_Problem description_.
In the entries below, find the lines with the word "name" and copy them.

>> begin Data provided

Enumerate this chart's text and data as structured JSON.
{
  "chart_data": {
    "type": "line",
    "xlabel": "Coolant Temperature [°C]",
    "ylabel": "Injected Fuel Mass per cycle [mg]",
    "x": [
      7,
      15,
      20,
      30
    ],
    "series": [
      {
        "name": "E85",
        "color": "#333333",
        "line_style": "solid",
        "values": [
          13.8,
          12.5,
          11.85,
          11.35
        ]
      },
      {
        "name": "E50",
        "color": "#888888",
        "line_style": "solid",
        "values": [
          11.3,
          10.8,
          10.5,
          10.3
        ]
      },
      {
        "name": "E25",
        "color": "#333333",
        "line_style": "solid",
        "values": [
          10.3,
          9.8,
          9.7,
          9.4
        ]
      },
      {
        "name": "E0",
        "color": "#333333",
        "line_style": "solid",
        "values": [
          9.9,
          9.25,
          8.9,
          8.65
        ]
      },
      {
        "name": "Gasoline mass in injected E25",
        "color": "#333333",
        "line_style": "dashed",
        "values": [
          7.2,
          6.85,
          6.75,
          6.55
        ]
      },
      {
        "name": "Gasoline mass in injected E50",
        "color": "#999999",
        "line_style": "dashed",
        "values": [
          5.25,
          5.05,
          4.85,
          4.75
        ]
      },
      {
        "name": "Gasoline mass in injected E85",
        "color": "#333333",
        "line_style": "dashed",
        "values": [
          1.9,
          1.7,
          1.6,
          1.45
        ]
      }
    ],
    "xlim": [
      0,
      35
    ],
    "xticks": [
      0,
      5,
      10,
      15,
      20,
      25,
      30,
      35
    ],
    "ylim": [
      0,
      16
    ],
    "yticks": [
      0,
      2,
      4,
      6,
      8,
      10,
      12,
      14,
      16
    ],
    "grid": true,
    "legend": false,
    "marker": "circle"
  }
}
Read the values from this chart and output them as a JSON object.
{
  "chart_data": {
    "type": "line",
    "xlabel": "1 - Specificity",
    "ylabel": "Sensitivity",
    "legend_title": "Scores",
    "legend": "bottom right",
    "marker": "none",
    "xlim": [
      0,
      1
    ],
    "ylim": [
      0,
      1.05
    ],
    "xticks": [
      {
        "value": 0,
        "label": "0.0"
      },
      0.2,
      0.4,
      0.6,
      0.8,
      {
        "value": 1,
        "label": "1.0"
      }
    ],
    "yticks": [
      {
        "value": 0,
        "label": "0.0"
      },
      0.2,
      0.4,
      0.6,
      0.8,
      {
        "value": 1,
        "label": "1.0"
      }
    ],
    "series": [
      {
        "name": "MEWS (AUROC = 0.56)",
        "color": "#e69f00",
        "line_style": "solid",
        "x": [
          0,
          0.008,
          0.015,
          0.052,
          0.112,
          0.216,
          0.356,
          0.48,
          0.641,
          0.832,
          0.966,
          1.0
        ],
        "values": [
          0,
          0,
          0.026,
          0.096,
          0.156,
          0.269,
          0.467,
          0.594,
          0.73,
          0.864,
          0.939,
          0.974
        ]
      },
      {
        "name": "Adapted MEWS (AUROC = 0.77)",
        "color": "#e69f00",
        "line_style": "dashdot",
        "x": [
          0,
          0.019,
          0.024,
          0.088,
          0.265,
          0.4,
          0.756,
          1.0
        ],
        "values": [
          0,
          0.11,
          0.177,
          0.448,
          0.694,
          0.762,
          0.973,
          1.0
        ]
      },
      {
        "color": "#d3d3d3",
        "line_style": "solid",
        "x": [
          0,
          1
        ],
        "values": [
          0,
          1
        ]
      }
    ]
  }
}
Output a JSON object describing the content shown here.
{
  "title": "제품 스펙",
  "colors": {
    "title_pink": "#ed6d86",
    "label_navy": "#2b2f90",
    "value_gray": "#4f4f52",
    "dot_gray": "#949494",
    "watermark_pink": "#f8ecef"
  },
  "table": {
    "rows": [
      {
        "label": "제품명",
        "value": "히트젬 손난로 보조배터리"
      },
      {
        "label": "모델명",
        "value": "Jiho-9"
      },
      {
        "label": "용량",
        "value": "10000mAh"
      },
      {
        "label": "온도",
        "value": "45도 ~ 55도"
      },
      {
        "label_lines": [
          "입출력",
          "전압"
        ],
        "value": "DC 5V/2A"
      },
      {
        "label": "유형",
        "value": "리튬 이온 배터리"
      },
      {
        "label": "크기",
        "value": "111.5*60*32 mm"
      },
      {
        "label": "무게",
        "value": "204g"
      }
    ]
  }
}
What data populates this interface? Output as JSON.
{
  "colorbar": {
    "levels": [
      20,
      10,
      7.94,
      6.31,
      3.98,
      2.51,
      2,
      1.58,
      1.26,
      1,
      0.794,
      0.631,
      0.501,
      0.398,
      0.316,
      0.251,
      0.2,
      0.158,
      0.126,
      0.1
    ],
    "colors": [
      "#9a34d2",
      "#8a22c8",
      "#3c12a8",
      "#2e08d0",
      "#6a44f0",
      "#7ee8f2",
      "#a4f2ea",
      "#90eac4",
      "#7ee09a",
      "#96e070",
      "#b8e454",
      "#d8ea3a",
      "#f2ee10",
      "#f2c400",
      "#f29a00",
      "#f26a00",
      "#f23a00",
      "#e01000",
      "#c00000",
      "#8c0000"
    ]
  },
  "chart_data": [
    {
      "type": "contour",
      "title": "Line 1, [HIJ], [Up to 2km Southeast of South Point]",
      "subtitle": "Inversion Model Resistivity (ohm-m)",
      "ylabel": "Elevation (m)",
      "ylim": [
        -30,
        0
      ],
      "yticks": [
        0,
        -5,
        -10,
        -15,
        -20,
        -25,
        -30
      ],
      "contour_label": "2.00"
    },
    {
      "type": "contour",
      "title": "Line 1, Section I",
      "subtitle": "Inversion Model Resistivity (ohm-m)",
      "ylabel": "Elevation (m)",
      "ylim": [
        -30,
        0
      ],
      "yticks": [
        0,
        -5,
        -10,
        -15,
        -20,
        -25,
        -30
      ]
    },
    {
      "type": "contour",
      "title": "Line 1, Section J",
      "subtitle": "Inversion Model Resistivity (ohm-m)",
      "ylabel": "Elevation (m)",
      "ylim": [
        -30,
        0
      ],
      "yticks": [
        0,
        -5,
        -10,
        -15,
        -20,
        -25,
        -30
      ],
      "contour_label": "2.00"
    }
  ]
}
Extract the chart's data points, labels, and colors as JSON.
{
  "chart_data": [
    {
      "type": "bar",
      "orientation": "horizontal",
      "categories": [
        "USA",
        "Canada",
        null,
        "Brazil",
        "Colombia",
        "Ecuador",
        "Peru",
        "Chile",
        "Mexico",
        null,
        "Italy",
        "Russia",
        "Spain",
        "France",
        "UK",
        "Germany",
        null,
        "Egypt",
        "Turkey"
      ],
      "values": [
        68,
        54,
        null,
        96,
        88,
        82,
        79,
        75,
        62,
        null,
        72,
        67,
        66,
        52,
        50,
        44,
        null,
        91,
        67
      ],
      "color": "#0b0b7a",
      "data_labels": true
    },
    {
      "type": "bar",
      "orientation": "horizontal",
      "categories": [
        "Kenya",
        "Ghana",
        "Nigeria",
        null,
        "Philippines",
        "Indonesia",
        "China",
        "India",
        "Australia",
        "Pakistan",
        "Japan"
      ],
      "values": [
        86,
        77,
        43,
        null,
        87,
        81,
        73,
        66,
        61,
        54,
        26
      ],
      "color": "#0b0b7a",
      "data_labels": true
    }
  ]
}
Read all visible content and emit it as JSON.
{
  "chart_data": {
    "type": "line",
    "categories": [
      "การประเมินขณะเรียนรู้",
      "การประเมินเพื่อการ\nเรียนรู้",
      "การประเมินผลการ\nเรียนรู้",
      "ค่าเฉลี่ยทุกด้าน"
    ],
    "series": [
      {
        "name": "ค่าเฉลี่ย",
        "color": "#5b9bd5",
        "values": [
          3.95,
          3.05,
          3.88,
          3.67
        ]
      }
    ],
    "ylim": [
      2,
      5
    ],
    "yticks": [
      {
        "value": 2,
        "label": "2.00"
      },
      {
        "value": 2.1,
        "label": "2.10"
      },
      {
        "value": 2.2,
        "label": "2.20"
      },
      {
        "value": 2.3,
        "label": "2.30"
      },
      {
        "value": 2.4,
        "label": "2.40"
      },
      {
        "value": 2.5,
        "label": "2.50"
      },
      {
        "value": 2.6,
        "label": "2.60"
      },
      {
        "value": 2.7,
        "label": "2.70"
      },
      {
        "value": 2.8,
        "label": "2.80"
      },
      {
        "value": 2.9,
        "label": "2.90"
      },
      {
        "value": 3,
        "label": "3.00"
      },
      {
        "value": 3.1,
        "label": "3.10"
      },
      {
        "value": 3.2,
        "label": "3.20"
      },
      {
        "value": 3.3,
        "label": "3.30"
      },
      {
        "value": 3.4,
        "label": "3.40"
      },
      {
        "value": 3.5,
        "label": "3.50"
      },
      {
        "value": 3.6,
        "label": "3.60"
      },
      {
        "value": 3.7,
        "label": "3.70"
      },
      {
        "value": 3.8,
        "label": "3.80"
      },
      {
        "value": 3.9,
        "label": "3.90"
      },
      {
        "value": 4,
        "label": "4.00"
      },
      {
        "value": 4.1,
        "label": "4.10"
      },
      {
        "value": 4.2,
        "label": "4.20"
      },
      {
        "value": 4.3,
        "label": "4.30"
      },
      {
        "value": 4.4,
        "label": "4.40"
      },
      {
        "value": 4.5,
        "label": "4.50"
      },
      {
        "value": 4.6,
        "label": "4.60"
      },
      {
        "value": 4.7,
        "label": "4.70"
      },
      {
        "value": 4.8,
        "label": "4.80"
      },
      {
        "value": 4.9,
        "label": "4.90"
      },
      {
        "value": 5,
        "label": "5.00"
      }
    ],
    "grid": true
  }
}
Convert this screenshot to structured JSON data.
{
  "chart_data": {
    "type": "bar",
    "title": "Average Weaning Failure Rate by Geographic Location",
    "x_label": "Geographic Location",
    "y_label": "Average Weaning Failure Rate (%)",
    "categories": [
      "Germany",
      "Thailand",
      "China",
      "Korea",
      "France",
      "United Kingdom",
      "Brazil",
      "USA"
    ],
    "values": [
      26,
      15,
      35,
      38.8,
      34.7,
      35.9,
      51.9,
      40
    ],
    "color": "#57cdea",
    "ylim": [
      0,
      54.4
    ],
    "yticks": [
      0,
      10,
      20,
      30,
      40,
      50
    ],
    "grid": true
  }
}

>> end Data provided

_Expected answer_.
        "name": "E85",
        "name": "E50",
        "name": "E25",
        "name": "E0",
        "name": "Gasoline mass in injected E25",
        "name": "Gasoline mass in injected E50",
        "name": "Gasoline mass in injected E85",
        "name": "MEWS (AUROC = 0.56)",
        "name": "Adapted MEWS (AUROC = 0.77)",
        "name": "ค่าเฉลี่ย",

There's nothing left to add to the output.